◆ PROVIDED DATA:
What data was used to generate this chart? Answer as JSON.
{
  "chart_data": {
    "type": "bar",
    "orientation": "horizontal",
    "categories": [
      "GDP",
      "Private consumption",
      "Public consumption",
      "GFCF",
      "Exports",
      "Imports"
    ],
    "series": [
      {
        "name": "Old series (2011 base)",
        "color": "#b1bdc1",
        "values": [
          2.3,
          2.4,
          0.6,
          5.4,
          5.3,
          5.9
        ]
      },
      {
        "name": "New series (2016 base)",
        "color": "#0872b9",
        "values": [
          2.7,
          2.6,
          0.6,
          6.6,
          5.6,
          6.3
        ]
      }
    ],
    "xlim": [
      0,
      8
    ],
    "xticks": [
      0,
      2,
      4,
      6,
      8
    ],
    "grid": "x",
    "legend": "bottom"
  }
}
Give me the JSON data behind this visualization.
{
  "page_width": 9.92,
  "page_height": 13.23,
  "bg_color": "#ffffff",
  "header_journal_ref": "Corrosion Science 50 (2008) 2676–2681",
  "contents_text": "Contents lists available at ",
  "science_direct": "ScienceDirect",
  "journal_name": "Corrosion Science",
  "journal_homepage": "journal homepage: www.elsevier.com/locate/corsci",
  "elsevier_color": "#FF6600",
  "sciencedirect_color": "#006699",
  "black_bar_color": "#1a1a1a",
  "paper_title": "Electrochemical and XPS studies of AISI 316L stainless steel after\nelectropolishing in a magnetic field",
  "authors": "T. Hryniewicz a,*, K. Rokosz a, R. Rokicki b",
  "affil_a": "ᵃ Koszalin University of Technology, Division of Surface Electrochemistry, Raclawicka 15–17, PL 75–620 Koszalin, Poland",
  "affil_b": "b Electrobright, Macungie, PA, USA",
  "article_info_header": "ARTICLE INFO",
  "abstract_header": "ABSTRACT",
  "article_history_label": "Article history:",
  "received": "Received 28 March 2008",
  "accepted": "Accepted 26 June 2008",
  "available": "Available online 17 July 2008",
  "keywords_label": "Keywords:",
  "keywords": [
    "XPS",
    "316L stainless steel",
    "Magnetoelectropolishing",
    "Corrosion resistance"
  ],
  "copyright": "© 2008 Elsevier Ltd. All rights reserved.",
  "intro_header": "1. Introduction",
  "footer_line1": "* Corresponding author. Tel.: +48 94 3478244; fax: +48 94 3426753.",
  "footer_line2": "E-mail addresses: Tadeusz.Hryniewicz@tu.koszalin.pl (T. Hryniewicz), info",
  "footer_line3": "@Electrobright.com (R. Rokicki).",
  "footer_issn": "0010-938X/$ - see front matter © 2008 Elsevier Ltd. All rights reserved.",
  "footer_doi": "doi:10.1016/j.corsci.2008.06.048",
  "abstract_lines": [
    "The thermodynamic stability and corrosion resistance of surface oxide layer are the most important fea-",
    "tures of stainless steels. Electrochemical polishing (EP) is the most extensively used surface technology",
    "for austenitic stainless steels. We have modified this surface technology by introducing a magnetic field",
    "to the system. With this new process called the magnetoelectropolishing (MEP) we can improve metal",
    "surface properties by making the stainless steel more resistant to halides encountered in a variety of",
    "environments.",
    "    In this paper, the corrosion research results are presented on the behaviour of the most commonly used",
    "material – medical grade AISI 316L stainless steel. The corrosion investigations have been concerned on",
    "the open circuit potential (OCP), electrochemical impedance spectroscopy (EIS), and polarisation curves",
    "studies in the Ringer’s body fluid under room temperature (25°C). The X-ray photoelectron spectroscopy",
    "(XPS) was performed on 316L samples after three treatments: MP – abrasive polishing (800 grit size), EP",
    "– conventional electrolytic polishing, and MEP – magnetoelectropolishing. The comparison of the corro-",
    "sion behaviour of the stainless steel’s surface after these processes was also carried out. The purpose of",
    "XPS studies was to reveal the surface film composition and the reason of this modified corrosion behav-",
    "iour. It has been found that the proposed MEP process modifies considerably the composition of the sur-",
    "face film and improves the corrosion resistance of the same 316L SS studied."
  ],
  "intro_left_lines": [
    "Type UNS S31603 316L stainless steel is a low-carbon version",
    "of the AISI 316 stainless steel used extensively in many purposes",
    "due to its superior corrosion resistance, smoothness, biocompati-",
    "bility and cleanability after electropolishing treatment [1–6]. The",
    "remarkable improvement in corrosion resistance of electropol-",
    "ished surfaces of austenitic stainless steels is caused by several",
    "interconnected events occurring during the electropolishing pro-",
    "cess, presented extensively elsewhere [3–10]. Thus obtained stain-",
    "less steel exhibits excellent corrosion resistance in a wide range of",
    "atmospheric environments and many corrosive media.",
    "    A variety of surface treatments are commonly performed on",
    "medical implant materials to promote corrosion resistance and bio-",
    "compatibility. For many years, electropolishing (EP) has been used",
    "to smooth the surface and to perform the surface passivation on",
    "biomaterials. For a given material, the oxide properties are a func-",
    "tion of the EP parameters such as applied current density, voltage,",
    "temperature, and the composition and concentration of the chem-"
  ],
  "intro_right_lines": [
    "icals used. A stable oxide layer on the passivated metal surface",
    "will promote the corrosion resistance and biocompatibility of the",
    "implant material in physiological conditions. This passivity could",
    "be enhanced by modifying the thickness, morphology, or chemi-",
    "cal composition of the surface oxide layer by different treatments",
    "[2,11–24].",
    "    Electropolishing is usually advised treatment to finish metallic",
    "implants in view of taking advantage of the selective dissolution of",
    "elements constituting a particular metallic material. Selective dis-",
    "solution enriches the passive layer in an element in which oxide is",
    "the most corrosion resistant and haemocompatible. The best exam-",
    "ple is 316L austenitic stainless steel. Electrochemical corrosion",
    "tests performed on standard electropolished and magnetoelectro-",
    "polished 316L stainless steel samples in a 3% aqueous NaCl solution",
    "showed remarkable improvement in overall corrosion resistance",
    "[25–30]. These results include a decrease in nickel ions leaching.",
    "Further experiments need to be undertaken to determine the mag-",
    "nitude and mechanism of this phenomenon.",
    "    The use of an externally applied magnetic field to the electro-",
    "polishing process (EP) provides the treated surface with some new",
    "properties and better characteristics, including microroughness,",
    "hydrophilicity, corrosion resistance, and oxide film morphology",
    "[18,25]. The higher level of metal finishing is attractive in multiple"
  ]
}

◆ TASK TO COMPLETE: Quote each line above in full, word for word.

◆ SOLUTION TO THIS EXERCISE:
What data was used to generate this chart? Answer as JSON.
{
  "chart_data": {
    "type": "bar",
    "orientation": "horizontal",
    "categories": [
      "GDP",
      "Private consumption",
      "Public consumption",
      "GFCF",
      "Exports",
      "Imports"
    ],
    "series": [
      {
        "name": "Old series (2011 base)",
        "color": "#b1bdc1",
        "values": [
          2.3,
          2.4,
          0.6,
          5.4,
          5.3,
          5.9
        ]
      },
      {
        "name": "New series (2016 base)",
        "color": "#0872b9",
        "values": [
          2.7,
          2.6,
          0.6,
          6.6,
          5.6,
          6.3
        ]
      }
    ],
    "xlim": [
      0,
      8
    ],
    "xticks": [
      0,
      2,
      4,
      6,
      8
    ],
    "grid": "x",
    "legend": "bottom"
  }
}
Give me the JSON data behind this visualization.
{
  "page_width": 9.92,
  "page_height": 13.23,
  "bg_color": "#ffffff",
  "header_journal_ref": "Corrosion Science 50 (2008) 2676–2681",
  "contents_text": "Contents lists available at ",
  "science_direct": "ScienceDirect",
  "journal_name": "Corrosion Science",
  "journal_homepage": "journal homepage: www.elsevier.com/locate/corsci",
  "elsevier_color": "#FF6600",
  "sciencedirect_color": "#006699",
  "black_bar_color": "#1a1a1a",
  "paper_title": "Electrochemical and XPS studies of AISI 316L stainless steel after\nelectropolishing in a magnetic field",
  "authors": "T. Hryniewicz a,*, K. Rokosz a, R. Rokicki b",
  "affil_a": "ᵃ Koszalin University of Technology, Division of Surface Electrochemistry, Raclawicka 15–17, PL 75–620 Koszalin, Poland",
  "affil_b": "b Electrobright, Macungie, PA, USA",
  "article_info_header": "ARTICLE INFO",
  "abstract_header": "ABSTRACT",
  "article_history_label": "Article history:",
  "received": "Received 28 March 2008",
  "accepted": "Accepted 26 June 2008",
  "available": "Available online 17 July 2008",
  "keywords_label": "Keywords:",
  "keywords": [
    "XPS",
    "316L stainless steel",
    "Magnetoelectropolishing",
    "Corrosion resistance"
  ],
  "copyright": "© 2008 Elsevier Ltd. All rights reserved.",
  "intro_header": "1. Introduction",
  "footer_line1": "* Corresponding author. Tel.: +48 94 3478244; fax: +48 94 3426753.",
  "footer_line2": "E-mail addresses: Tadeusz.Hryniewicz@tu.koszalin.pl (T. Hryniewicz), info",
  "footer_line3": "@Electrobright.com (R. Rokicki).",
  "footer_issn": "0010-938X/$ - see front matter © 2008 Elsevier Ltd. All rights reserved.",
  "footer_doi": "doi:10.1016/j.corsci.2008.06.048",
  "abstract_lines": [
    "The thermodynamic stability and corrosion resistance of surface oxide layer are the most important fea-",
    "tures of stainless steels. Electrochemical polishing (EP) is the most extensively used surface technology",
    "for austenitic stainless steels. We have modified this surface technology by introducing a magnetic field",
    "to the system. With this new process called the magnetoelectropolishing (MEP) we can improve metal",
    "surface properties by making the stainless steel more resistant to halides encountered in a variety of",
    "environments.",
    "    In this paper, the corrosion research results are presented on the behaviour of the most commonly used",
    "material – medical grade AISI 316L stainless steel. The corrosion investigations have been concerned on",
    "the open circuit potential (OCP), electrochemical impedance spectroscopy (EIS), and polarisation curves",
    "studies in the Ringer’s body fluid under room temperature (25°C). The X-ray photoelectron spectroscopy",
    "(XPS) was performed on 316L samples after three treatments: MP – abrasive polishing (800 grit size), EP",
    "– conventional electrolytic polishing, and MEP – magnetoelectropolishing. The comparison of the corro-",
    "sion behaviour of the stainless steel’s surface after these processes was also carried out. The purpose of",
    "XPS studies was to reveal the surface film composition and the reason of this modified corrosion behav-",
    "iour. It has been found that the proposed MEP process modifies considerably the composition of the sur-",
    "face film and improves the corrosion resistance of the same 316L SS studied."
  ],
  "intro_left_lines": [
    "Type UNS S31603 316L stainless steel is a low-carbon version",
    "of the AISI 316 stainless steel used extensively in many purposes",
    "due to its superior corrosion resistance, smoothness, biocompati-",
    "bility and cleanability after electropolishing treatment [1–6]. The",
    "remarkable improvement in corrosion resistance of electropol-",
    "ished surfaces of austenitic stainless steels is caused by several",
    "interconnected events occurring during the electropolishing pro-",
    "cess, presented extensively elsewhere [3–10]. Thus obtained stain-",
    "less steel exhibits excellent corrosion resistance in a wide range of",
    "atmospheric environments and many corrosive media.",
    "    A variety of surface treatments are commonly performed on",
    "medical implant materials to promote corrosion resistance and bio-",
    "compatibility. For many years, electropolishing (EP) has been used",
    "to smooth the surface and to perform the surface passivation on",
    "biomaterials. For a given material, the oxide properties are a func-",
    "tion of the EP parameters such as applied current density, voltage,",
    "temperature, and the composition and concentration of the chem-"
  ],
  "intro_right_lines": [
    "icals used. A stable oxide layer on the passivated metal surface",
    "will promote the corrosion resistance and biocompatibility of the",
    "implant material in physiological conditions. This passivity could",
    "be enhanced by modifying the thickness, morphology, or chemi-",
    "cal composition of the surface oxide layer by different treatments",
    "[2,11–24].",
    "    Electropolishing is usually advised treatment to finish metallic",
    "implants in view of taking advantage of the selective dissolution of",
    "elements constituting a particular metallic material. Selective dis-",
    "solution enriches the passive layer in an element in which oxide is",
    "the most corrosion resistant and haemocompatible. The best exam-",
    "ple is 316L austenitic stainless steel. Electrochemical corrosion",
    "tests performed on standard electropolished and magnetoelectro-",
    "polished 316L stainless steel samples in a 3% aqueous NaCl solution",
    "showed remarkable improvement in overall corrosion resistance",
    "[25–30]. These results include a decrease in nickel ions leaching.",
    "Further experiments need to be undertaken to determine the mag-",
    "nitude and mechanism of this phenomenon.",
    "    The use of an externally applied magnetic field to the electro-",
    "polishing process (EP) provides the treated surface with some new",
    "properties and better characteristics, including microroughness,",
    "hydrophilicity, corrosion resistance, and oxide film morphology",
    "[18,25]. The higher level of metal finishing is attractive in multiple"
  ]
}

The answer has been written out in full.